Scan the material that follows. Copy every line containing the word "nCurrent".
═══ ROWS ═══
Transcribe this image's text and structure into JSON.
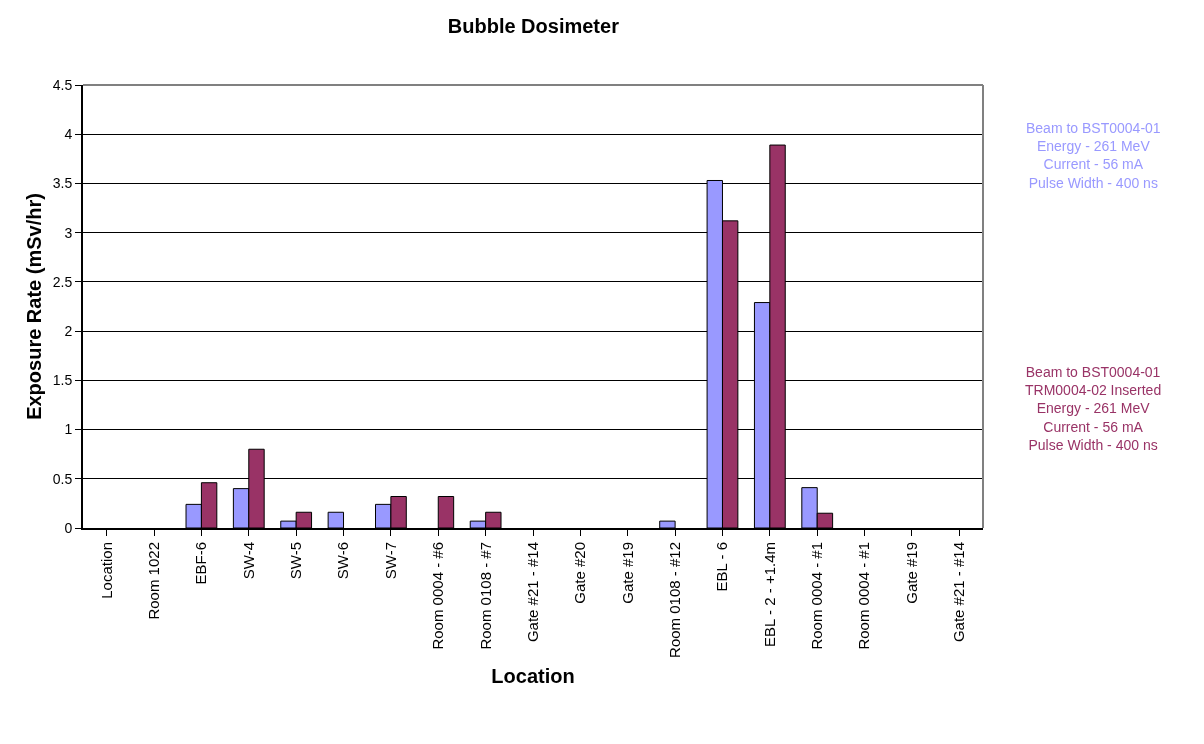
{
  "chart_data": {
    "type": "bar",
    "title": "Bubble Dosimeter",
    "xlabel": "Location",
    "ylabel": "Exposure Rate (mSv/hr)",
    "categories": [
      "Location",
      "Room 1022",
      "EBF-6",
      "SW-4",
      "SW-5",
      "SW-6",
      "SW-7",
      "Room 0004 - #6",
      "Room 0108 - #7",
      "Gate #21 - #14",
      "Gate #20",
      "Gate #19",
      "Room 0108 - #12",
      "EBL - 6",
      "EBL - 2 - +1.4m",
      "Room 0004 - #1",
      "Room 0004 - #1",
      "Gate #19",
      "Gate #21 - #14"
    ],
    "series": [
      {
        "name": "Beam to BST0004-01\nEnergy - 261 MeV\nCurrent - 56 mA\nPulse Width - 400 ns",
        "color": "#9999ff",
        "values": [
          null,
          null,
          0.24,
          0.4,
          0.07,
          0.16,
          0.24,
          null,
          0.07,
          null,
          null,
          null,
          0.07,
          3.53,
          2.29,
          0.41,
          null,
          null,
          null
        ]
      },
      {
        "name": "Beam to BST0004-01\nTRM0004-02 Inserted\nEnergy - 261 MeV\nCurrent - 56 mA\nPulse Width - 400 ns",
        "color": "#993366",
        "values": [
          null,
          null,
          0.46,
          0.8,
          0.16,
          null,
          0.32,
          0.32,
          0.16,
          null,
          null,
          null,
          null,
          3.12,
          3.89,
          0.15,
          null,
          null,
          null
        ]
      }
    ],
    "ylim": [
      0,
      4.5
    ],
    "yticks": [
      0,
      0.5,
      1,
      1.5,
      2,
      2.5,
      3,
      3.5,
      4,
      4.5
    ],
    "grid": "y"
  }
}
═══
═══ ROWS ═══
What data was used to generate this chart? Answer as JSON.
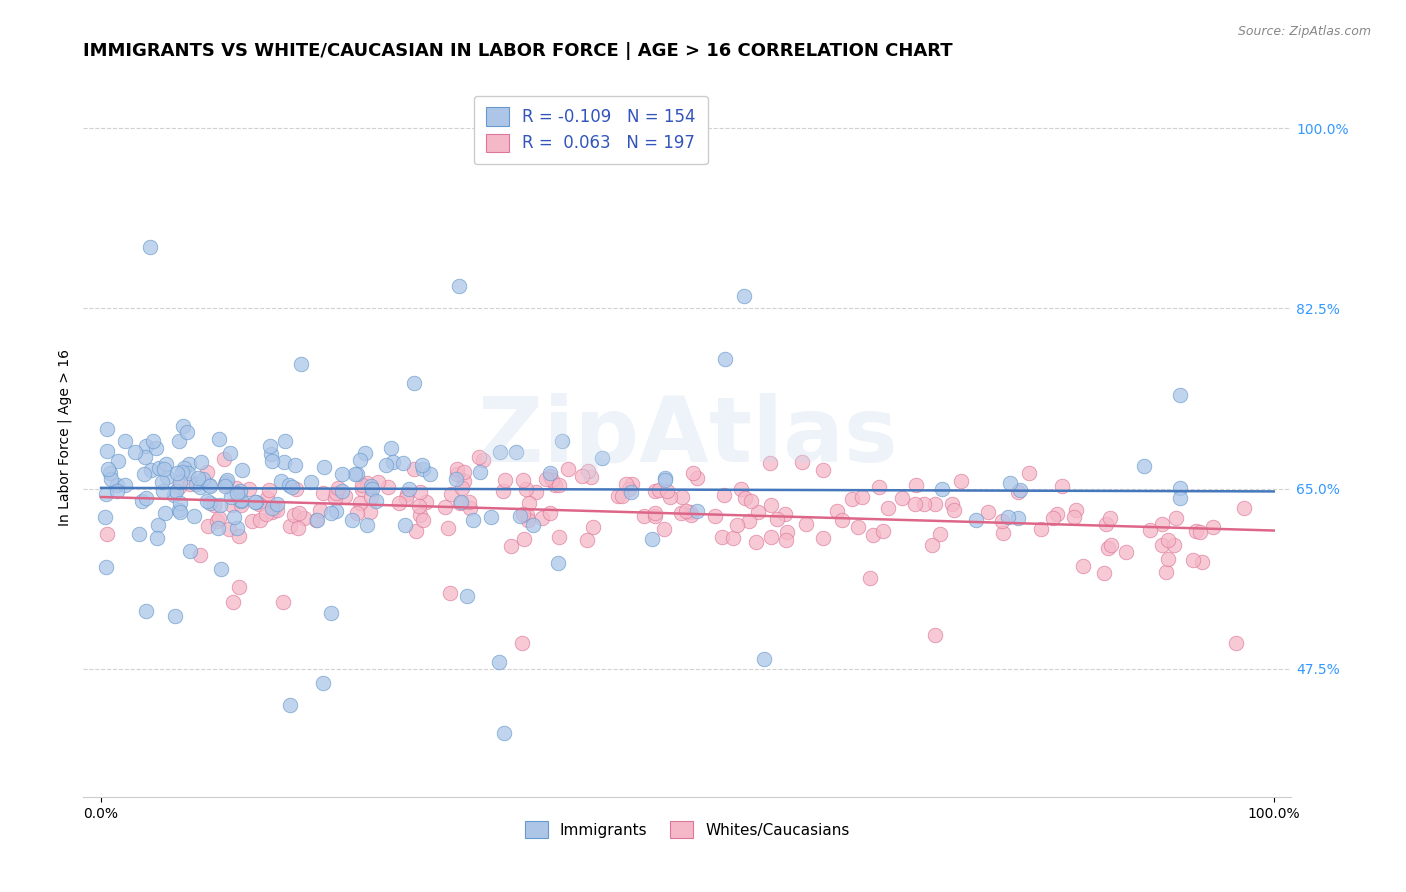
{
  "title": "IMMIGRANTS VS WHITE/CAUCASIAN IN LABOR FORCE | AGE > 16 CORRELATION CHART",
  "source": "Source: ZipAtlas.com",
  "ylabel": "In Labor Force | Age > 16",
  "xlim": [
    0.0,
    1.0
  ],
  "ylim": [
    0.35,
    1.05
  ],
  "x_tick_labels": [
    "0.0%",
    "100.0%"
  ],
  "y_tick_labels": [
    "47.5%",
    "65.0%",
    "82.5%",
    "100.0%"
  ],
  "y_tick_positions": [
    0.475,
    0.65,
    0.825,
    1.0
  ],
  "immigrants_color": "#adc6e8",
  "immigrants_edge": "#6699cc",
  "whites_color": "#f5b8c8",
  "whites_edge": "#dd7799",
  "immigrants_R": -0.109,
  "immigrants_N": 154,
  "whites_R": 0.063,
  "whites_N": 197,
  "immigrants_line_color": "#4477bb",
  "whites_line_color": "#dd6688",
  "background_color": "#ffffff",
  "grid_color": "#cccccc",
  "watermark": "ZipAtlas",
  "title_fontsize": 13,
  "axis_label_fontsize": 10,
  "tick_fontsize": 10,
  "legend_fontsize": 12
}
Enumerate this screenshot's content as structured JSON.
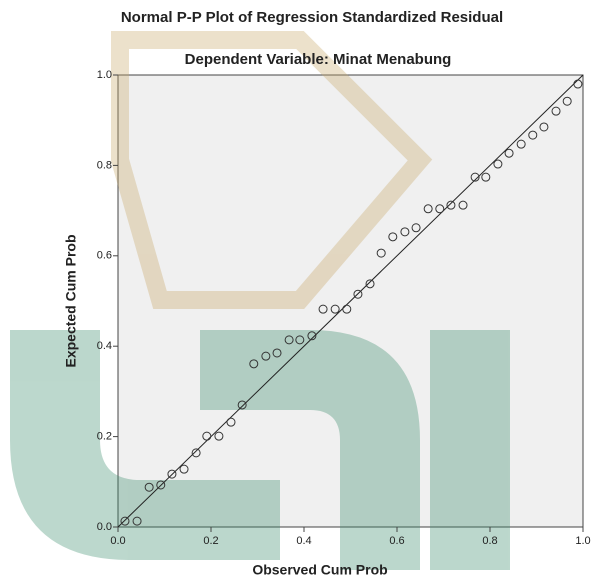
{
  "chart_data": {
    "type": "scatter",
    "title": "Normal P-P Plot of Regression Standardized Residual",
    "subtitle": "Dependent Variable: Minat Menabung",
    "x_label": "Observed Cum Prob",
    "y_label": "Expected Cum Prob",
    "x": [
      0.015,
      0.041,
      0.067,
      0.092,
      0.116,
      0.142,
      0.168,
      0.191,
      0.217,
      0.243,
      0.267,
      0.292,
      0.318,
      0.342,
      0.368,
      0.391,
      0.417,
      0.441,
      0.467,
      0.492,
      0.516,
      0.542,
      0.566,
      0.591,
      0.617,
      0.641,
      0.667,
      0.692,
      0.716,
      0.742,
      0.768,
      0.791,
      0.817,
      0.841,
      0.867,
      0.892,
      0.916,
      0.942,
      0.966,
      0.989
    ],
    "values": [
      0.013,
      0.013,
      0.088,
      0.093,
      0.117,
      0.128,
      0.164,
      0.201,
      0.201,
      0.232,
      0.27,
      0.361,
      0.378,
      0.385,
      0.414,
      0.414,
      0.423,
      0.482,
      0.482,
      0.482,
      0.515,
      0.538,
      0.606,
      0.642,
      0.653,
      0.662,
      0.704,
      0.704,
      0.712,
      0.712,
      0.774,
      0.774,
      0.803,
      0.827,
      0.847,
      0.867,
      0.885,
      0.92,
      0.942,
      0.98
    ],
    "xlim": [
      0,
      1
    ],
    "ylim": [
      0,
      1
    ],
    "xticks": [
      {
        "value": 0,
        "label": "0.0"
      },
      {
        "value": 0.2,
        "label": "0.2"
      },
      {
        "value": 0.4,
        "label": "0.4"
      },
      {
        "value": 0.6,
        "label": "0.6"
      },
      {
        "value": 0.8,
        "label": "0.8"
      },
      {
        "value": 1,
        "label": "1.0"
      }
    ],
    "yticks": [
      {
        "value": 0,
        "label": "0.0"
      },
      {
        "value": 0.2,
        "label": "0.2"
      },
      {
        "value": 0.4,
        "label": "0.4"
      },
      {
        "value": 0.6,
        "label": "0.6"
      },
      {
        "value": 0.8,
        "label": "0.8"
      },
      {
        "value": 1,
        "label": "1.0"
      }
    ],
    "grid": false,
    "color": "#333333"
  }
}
═══
RIGHT ANSWER –
        "name": "Beam to BST0004-01\nEnergy - 261 MeV\nCurrent - 56 mA\nPulse Width - 400 ns",
        "name": "Beam to BST0004-01\nTRM0004-02 Inserted\nEnergy - 261 MeV\nCurrent - 56 mA\nPulse Width - 400 ns",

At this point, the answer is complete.